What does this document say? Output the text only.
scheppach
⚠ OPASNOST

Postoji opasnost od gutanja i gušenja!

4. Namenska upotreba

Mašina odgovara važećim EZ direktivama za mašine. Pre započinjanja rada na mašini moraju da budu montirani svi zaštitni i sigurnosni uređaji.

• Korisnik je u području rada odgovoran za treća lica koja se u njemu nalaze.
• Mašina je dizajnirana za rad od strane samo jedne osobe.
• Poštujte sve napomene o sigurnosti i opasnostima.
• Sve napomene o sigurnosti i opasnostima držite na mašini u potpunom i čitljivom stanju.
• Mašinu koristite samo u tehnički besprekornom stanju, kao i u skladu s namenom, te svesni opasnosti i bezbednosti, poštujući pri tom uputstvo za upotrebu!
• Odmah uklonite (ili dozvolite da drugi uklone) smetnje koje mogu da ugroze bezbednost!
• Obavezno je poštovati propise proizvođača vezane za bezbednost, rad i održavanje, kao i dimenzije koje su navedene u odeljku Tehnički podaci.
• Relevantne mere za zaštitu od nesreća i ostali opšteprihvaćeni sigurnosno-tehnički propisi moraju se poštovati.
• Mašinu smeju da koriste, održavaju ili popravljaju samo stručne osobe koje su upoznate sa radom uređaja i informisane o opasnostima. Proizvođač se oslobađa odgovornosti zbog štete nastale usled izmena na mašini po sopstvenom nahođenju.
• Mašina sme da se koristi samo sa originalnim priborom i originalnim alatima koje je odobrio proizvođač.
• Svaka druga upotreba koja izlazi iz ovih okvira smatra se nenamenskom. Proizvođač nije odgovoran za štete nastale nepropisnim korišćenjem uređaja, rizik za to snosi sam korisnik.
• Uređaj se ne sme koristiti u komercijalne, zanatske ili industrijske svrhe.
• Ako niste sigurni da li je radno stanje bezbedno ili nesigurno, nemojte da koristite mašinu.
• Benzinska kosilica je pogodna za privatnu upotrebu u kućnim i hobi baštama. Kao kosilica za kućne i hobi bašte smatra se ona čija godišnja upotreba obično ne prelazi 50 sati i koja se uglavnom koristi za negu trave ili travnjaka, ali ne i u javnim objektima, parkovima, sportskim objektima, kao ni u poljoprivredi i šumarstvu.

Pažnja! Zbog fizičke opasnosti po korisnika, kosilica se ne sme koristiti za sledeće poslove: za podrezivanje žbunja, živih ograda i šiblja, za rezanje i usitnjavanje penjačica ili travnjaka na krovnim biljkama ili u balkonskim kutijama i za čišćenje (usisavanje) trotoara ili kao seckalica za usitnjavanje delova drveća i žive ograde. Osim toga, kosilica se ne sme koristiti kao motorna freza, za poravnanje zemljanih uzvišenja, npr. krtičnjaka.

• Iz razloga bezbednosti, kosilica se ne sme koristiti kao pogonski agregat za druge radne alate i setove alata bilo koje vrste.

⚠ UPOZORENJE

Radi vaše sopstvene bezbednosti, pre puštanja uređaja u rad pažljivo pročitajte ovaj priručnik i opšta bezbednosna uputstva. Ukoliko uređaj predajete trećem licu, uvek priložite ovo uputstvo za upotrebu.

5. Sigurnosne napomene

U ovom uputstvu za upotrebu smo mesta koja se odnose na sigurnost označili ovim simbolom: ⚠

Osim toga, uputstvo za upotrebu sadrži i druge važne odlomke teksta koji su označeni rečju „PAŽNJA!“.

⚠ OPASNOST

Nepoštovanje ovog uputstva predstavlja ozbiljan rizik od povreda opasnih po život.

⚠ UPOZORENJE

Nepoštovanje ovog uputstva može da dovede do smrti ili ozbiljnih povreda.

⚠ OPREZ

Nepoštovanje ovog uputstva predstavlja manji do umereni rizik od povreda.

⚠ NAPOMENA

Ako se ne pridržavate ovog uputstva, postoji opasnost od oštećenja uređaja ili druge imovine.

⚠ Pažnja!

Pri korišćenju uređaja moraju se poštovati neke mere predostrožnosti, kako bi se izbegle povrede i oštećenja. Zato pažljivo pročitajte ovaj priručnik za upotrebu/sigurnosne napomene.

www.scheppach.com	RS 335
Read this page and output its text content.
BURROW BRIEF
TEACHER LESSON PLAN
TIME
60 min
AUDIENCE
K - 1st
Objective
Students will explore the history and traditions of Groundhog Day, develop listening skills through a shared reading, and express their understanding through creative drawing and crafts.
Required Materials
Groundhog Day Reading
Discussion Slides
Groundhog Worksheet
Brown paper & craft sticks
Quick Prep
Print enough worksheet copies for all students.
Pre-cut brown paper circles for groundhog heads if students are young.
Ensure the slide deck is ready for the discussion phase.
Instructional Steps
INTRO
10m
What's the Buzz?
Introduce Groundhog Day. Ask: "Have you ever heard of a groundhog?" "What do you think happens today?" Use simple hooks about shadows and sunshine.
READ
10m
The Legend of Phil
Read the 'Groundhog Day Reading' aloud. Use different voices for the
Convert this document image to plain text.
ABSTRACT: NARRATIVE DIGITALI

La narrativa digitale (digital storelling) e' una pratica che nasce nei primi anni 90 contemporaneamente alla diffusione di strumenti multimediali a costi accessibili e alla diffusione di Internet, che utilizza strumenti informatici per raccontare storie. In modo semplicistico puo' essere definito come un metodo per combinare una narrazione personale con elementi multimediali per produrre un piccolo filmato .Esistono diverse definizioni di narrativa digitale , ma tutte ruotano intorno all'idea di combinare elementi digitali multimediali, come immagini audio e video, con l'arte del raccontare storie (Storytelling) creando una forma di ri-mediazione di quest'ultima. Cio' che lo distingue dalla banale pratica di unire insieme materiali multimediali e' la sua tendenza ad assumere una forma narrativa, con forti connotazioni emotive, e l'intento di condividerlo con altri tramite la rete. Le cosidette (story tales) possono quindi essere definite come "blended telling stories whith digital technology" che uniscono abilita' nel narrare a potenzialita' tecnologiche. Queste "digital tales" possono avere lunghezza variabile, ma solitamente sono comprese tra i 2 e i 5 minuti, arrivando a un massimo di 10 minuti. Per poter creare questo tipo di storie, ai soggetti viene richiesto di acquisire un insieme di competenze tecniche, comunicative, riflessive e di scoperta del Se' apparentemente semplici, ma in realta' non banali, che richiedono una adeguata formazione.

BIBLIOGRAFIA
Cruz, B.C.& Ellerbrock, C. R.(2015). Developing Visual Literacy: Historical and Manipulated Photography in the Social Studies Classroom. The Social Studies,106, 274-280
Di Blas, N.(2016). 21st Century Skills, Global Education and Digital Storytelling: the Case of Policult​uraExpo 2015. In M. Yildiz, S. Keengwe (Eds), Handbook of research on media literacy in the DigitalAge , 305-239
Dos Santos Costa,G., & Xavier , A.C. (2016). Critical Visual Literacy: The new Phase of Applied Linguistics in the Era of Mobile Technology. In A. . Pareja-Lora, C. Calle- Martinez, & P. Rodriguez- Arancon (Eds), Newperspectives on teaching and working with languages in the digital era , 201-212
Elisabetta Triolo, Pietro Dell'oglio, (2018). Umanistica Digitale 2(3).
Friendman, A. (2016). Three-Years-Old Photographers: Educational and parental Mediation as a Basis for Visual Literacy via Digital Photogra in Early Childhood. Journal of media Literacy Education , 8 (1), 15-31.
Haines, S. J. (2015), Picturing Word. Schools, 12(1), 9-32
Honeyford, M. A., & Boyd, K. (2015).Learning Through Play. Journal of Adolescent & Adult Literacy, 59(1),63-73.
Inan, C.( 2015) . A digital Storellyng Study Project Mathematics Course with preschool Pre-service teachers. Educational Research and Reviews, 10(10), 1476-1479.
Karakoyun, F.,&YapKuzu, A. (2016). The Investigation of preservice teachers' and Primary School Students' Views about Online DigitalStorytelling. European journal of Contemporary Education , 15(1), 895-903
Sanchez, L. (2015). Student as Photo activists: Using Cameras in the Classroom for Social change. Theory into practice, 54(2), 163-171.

Stated problem:
State how many lines of the data include the word "rizik", with nothing else.

Solution to the exercise:
3